[Start Exercise material]

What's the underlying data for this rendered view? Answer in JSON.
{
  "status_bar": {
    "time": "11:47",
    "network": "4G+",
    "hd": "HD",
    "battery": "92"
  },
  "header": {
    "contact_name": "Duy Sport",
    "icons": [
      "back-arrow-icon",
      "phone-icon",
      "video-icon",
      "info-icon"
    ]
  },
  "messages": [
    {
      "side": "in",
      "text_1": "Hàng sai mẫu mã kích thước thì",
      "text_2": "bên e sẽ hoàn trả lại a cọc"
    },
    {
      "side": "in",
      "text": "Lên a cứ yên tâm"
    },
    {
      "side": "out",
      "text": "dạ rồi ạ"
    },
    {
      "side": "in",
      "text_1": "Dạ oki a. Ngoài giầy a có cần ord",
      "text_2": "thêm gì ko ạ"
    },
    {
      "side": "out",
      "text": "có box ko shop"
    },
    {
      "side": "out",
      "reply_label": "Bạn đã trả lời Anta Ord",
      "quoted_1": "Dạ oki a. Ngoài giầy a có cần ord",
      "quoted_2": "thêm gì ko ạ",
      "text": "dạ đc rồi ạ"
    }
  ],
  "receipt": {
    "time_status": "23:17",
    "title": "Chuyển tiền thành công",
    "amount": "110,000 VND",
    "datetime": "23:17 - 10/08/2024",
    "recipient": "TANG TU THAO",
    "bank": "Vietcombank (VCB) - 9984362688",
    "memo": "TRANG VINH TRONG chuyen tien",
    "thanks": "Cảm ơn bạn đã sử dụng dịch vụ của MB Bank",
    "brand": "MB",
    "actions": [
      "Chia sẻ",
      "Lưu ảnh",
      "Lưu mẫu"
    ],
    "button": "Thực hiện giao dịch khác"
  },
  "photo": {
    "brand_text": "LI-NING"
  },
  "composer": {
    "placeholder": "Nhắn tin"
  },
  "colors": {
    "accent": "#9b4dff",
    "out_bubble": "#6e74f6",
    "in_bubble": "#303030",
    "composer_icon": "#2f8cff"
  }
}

[End Exercise material]

__What is needed__.
Repeat the records exactly, including every line.

__Exercise answer__.
What's the underlying data for this rendered view? Answer in JSON.
{
  "status_bar": {
    "time": "11:47",
    "network": "4G+",
    "hd": "HD",
    "battery": "92"
  },
  "header": {
    "contact_name": "Duy Sport",
    "icons": [
      "back-arrow-icon",
      "phone-icon",
      "video-icon",
      "info-icon"
    ]
  },
  "messages": [
    {
      "side": "in",
      "text_1": "Hàng sai mẫu mã kích thước thì",
      "text_2": "bên e sẽ hoàn trả lại a cọc"
    },
    {
      "side": "in",
      "text": "Lên a cứ yên tâm"
    },
    {
      "side": "out",
      "text": "dạ rồi ạ"
    },
    {
      "side": "in",
      "text_1": "Dạ oki a. Ngoài giầy a có cần ord",
      "text_2": "thêm gì ko ạ"
    },
    {
      "side": "out",
      "text": "có box ko shop"
    },
    {
      "side": "out",
      "reply_label": "Bạn đã trả lời Anta Ord",
      "quoted_1": "Dạ oki a. Ngoài giầy a có cần ord",
      "quoted_2": "thêm gì ko ạ",
      "text": "dạ đc rồi ạ"
    }
  ],
  "receipt": {
    "time_status": "23:17",
    "title": "Chuyển tiền thành công",
    "amount": "110,000 VND",
    "datetime": "23:17 - 10/08/2024",
    "recipient": "TANG TU THAO",
    "bank": "Vietcombank (VCB) - 9984362688",
    "memo": "TRANG VINH TRONG chuyen tien",
    "thanks": "Cảm ơn bạn đã sử dụng dịch vụ của MB Bank",
    "brand": "MB",
    "actions": [
      "Chia sẻ",
      "Lưu ảnh",
      "Lưu mẫu"
    ],
    "button": "Thực hiện giao dịch khác"
  },
  "photo": {
    "brand_text": "LI-NING"
  },
  "composer": {
    "placeholder": "Nhắn tin"
  },
  "colors": {
    "accent": "#9b4dff",
    "out_bubble": "#6e74f6",
    "in_bubble": "#303030",
    "composer_icon": "#2f8cff"
  }
}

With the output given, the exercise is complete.